Given instruction
Of all the lines in this data, how many include "nápady"? Respond with the number only.

------------------------------------

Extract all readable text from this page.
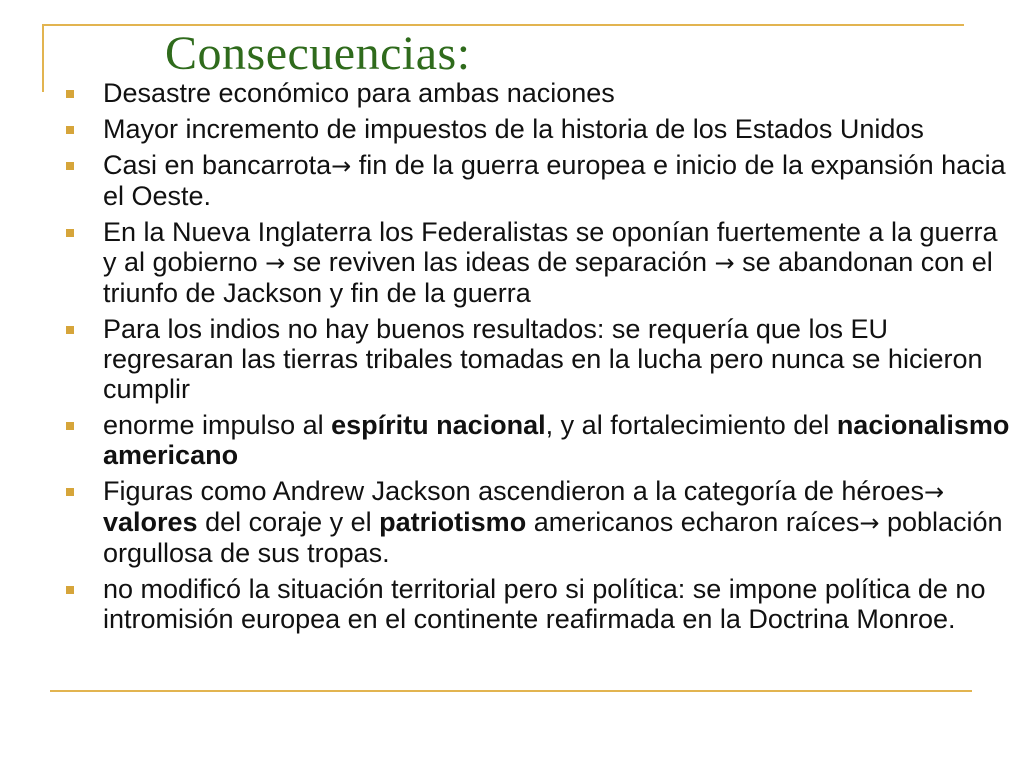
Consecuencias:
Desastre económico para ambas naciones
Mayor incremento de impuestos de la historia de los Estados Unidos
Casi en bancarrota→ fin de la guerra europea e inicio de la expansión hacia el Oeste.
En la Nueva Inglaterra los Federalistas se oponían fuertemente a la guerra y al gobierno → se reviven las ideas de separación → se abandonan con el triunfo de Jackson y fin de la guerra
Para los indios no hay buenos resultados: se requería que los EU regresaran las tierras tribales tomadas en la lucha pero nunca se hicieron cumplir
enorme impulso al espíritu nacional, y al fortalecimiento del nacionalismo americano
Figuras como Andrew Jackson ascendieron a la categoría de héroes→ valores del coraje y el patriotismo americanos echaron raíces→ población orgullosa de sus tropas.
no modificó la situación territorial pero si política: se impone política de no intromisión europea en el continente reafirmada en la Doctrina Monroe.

------------------------------------

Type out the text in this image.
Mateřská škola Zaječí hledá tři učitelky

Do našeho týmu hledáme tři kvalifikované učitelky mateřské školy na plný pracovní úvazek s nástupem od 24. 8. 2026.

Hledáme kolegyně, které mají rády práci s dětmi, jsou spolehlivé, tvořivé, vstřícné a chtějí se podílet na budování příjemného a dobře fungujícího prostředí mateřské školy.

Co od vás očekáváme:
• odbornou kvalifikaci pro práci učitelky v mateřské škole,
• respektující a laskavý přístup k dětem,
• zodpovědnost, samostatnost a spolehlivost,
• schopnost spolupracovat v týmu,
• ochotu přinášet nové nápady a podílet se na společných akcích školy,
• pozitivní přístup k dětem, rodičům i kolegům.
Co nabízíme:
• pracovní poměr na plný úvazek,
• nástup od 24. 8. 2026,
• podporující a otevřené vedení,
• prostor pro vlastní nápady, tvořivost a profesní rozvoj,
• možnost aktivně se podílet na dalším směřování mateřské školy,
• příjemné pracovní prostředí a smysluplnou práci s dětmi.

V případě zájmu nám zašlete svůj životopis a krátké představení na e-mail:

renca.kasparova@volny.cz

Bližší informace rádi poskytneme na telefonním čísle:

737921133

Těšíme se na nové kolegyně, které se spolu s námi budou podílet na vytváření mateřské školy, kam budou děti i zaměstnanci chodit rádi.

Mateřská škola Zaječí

------------------------------------

Solution to this exercise
2